Copy out every line in the rows below word for word, but leave out the pictures.

= = = = =

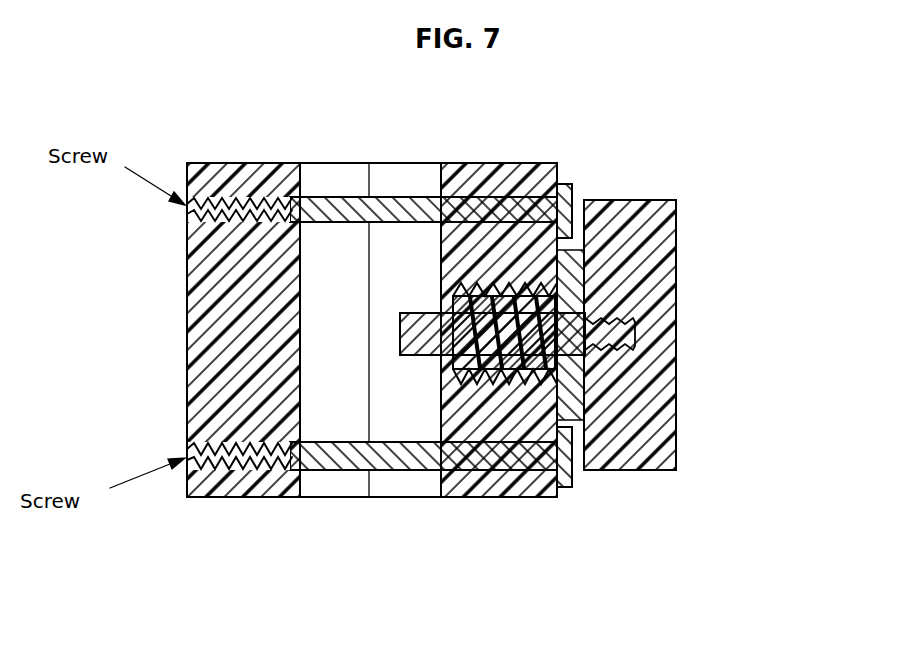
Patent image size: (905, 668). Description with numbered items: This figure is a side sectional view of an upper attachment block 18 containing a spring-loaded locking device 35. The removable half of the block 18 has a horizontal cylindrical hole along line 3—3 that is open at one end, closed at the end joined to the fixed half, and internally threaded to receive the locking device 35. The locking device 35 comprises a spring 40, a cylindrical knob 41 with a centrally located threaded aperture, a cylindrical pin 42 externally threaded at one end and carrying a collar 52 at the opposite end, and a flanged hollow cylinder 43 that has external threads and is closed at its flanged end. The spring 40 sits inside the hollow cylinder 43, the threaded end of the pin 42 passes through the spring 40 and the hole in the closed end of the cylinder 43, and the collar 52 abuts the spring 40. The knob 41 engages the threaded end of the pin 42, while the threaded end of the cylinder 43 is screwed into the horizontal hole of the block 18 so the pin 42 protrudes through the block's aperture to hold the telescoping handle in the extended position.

The line 3— 3 is at (175, 330).
The attachment block 18 is at (227, 523).
The spring-loaded locking device 35 is at (734, 296).
The spring 40 is at (571, 376).
The cylindrical knob 41 is at (689, 189).
The cylindrical pin 42 is at (385, 311).
The flanged hollow cylinder 43 is at (585, 434).
The collar 52 is at (440, 376).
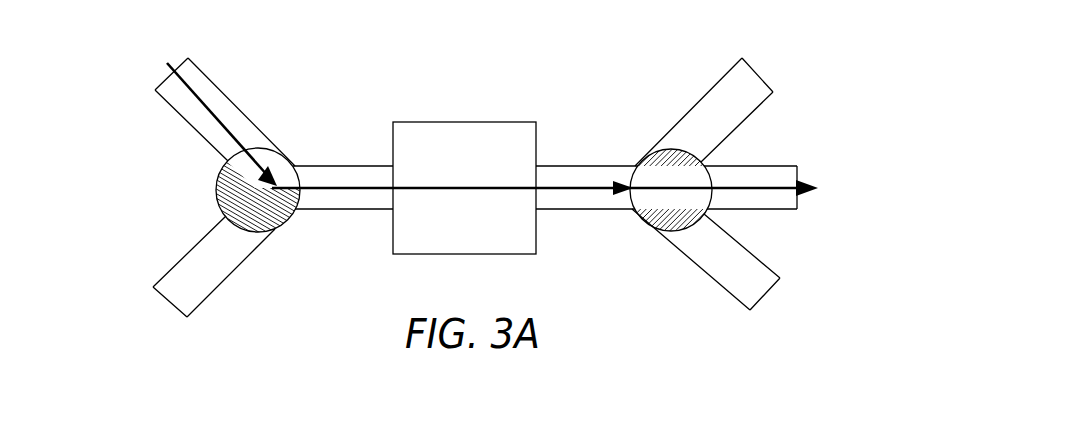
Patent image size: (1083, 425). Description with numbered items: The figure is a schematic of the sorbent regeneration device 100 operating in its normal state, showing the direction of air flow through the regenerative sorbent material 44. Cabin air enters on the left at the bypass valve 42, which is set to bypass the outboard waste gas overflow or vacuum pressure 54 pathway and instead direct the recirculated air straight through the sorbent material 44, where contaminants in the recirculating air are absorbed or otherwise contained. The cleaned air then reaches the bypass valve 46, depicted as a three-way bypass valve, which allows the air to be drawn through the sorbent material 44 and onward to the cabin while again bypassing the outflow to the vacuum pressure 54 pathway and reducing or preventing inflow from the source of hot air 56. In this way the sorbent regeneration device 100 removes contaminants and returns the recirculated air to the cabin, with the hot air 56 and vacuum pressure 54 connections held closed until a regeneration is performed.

The sorbent regeneration device 100 is at (47, 175).
The bypass valve 42 is at (288, 152).
The regenerative sorbent material 44 is at (473, 168).
The bypass valve 46 is at (643, 156).
The vacuum pressure 54 is at (168, 399).
The hot air 56 is at (805, 359).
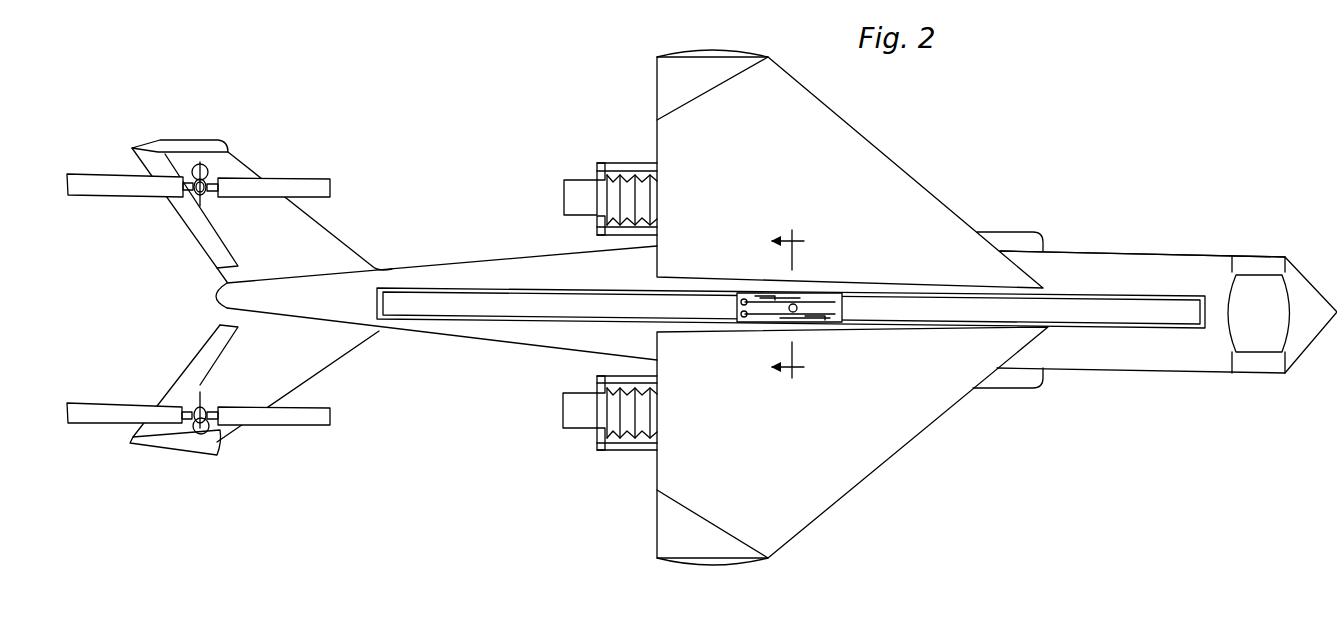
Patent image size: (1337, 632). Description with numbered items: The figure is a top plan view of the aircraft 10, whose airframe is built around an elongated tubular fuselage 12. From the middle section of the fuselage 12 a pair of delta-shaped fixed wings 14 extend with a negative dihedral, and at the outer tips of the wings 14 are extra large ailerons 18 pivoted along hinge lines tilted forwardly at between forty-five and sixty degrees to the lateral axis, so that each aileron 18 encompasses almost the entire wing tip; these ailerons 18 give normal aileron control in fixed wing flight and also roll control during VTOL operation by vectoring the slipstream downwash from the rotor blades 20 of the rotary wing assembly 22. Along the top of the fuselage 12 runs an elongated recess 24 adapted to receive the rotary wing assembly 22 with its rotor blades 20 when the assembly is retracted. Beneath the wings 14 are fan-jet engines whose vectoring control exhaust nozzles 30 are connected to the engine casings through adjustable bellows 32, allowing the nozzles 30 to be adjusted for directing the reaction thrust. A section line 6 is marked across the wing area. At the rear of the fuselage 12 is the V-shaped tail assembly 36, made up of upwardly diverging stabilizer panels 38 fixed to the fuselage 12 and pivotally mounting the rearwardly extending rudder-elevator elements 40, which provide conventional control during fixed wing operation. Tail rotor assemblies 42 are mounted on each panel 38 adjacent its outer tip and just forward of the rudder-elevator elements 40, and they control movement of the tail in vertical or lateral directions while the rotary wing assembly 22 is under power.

The section line 6- 6 is at (772, 304).
The aircraft 10 is at (1158, 245).
The fuselage 12 is at (1096, 372).
The fixed wings 14 is at (853, 156).
The ailerons 18 is at (675, 88).
The rotor blades 20 is at (470, 302).
The rotary wing assembly 22 is at (812, 290).
The elongated recess 24 is at (521, 290).
The exhaust nozzles 30 is at (584, 193).
The adjustable bellows 32 is at (618, 167).
The tail assembly 36 is at (332, 163).
The stabilizer panels 38 is at (322, 246).
The rudder-elevator elements 40 is at (197, 220).
The tail rotor assemblies 42 is at (285, 176).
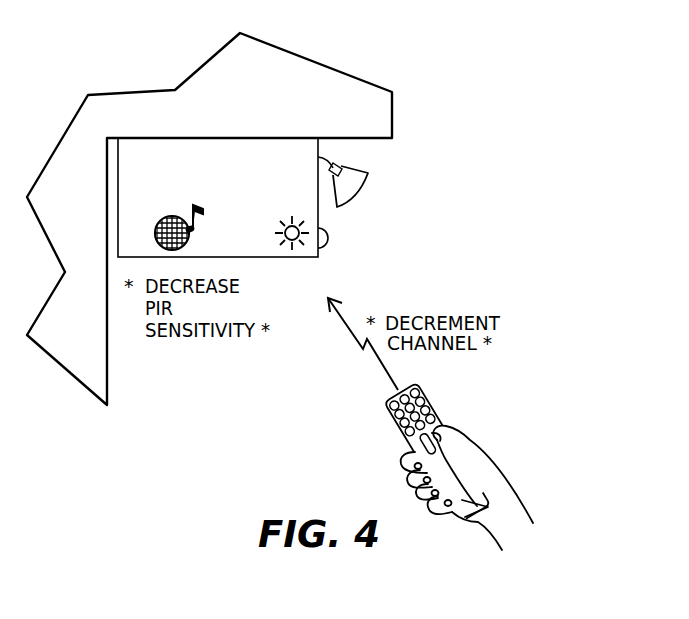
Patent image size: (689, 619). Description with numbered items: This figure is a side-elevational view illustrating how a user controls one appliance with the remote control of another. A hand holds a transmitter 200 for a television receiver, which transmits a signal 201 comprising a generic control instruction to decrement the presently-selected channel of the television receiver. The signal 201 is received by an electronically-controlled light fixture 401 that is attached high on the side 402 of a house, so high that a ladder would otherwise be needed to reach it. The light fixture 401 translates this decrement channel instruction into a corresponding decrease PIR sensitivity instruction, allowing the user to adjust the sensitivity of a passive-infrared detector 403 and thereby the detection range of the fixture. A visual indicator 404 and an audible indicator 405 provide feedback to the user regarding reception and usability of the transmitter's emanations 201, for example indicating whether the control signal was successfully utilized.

The transmitter 200 is at (443, 422).
The signal 201 is at (345, 332).
The electronically-controlled light fixture 401 is at (303, 152).
The side of a house 402 is at (107, 380).
The passive-infrared (PIR) detector 403 is at (328, 231).
The visual indicator 404 is at (288, 226).
The audible indicator 405 is at (163, 219).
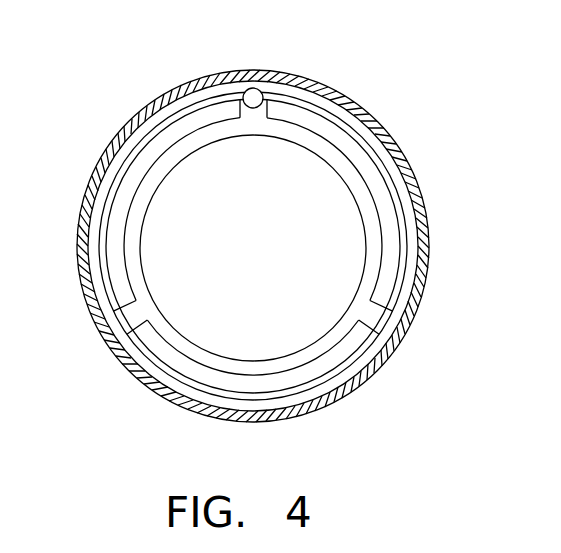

= = = = =

**FINAL RESULT:**
Patent image size: (905, 668). Description with numbered items: This figure is a side sectional view of an upper attachment block 18 containing a spring-loaded locking device 35. The removable half of the block 18 has a horizontal cylindrical hole along line 3—3 that is open at one end, closed at the end joined to the fixed half, and internally threaded to receive the locking device 35. The locking device 35 comprises a spring 40, a cylindrical knob 41 with a centrally located threaded aperture, a cylindrical pin 42 externally threaded at one end and carrying a collar 52 at the opposite end, and a flanged hollow cylinder 43 that has external threads and is closed at its flanged end. The spring 40 sits inside the hollow cylinder 43, the threaded end of the pin 42 passes through the spring 40 and the hole in the closed end of the cylinder 43, and the collar 52 abuts the spring 40. The knob 41 engages the threaded end of the pin 42, while the threaded end of the cylinder 43 is screwed into the horizontal hole of the block 18 so the pin 42 protrudes through the block's aperture to hold the telescoping handle in the extended position.

The line 3— 3 is at (175, 330).
The attachment block 18 is at (227, 523).
The spring-loaded locking device 35 is at (734, 296).
The spring 40 is at (571, 376).
The cylindrical knob 41 is at (689, 189).
The cylindrical pin 42 is at (385, 311).
The flanged hollow cylinder 43 is at (585, 434).
The collar 52 is at (440, 376).
Patent image size: (1083, 425). Description with numbered items: The figure is a schematic of the sorbent regeneration device 100 operating in its normal state, showing the direction of air flow through the regenerative sorbent material 44. Cabin air enters on the left at the bypass valve 42, which is set to bypass the outboard waste gas overflow or vacuum pressure 54 pathway and instead direct the recirculated air straight through the sorbent material 44, where contaminants in the recirculating air are absorbed or otherwise contained. The cleaned air then reaches the bypass valve 46, depicted as a three-way bypass valve, which allows the air to be drawn through the sorbent material 44 and onward to the cabin while again bypassing the outflow to the vacuum pressure 54 pathway and reducing or preventing inflow from the source of hot air 56. In this way the sorbent regeneration device 100 removes contaminants and returns the recirculated air to the cabin, with the hot air 56 and vacuum pressure 54 connections held closed until a regeneration is performed.

The sorbent regeneration device 100 is at (47, 175).
The bypass valve 42 is at (288, 152).
The regenerative sorbent material 44 is at (473, 168).
The bypass valve 46 is at (643, 156).
The vacuum pressure 54 is at (168, 399).
The hot air 56 is at (805, 359).
Patent image size: (1337, 632). Description with numbered items: The figure is a top plan view of the aircraft 10, whose airframe is built around an elongated tubular fuselage 12. From the middle section of the fuselage 12 a pair of delta-shaped fixed wings 14 extend with a negative dihedral, and at the outer tips of the wings 14 are extra large ailerons 18 pivoted along hinge lines tilted forwardly at between forty-five and sixty degrees to the lateral axis, so that each aileron 18 encompasses almost the entire wing tip; these ailerons 18 give normal aileron control in fixed wing flight and also roll control during VTOL operation by vectoring the slipstream downwash from the rotor blades 20 of the rotary wing assembly 22. Along the top of the fuselage 12 runs an elongated recess 24 adapted to receive the rotary wing assembly 22 with its rotor blades 20 when the assembly is retracted. Beneath the wings 14 are fan-jet engines whose vectoring control exhaust nozzles 30 are connected to the engine casings through adjustable bellows 32, allowing the nozzles 30 to be adjusted for directing the reaction thrust. A section line 6 is marked across the wing area. At the rear of the fuselage 12 is the V-shaped tail assembly 36, made up of upwardly diverging stabilizer panels 38 fixed to the fuselage 12 and pivotally mounting the rearwardly extending rudder-elevator elements 40, which provide conventional control during fixed wing operation. Tail rotor assemblies 42 are mounted on each panel 38 adjacent its outer tip and just forward of the rudder-elevator elements 40, and they control movement of the tail in vertical or lateral directions while the rotary wing assembly 22 is under power.

The section line 6- 6 is at (772, 304).
The aircraft 10 is at (1158, 245).
The fuselage 12 is at (1096, 372).
The fixed wings 14 is at (853, 156).
The ailerons 18 is at (675, 88).
The rotor blades 20 is at (470, 302).
The rotary wing assembly 22 is at (812, 290).
The elongated recess 24 is at (521, 290).
The exhaust nozzles 30 is at (584, 193).
The adjustable bellows 32 is at (618, 167).
The tail assembly 36 is at (332, 163).
The stabilizer panels 38 is at (322, 246).
The rudder-elevator elements 40 is at (197, 220).
The tail rotor assemblies 42 is at (285, 176).
Patent image size: (689, 619). Description with numbered items: This figure is a side-elevational view illustrating how a user controls one appliance with the remote control of another. A hand holds a transmitter 200 for a television receiver, which transmits a signal 201 comprising a generic control instruction to decrement the presently-selected channel of the television receiver. The signal 201 is received by an electronically-controlled light fixture 401 that is attached high on the side 402 of a house, so high that a ladder would otherwise be needed to reach it. The light fixture 401 translates this decrement channel instruction into a corresponding decrease PIR sensitivity instruction, allowing the user to adjust the sensitivity of a passive-infrared detector 403 and thereby the detection range of the fixture. A visual indicator 404 and an audible indicator 405 provide feedback to the user regarding reception and usability of the transmitter's emanations 201, for example indicating whether the control signal was successfully utilized.

The transmitter 200 is at (443, 422).
The signal 201 is at (345, 332).
The electronically-controlled light fixture 401 is at (303, 152).
The side of a house 402 is at (107, 380).
The passive-infrared (PIR) detector 403 is at (328, 231).
The visual indicator 404 is at (288, 226).
The audible indicator 405 is at (163, 219).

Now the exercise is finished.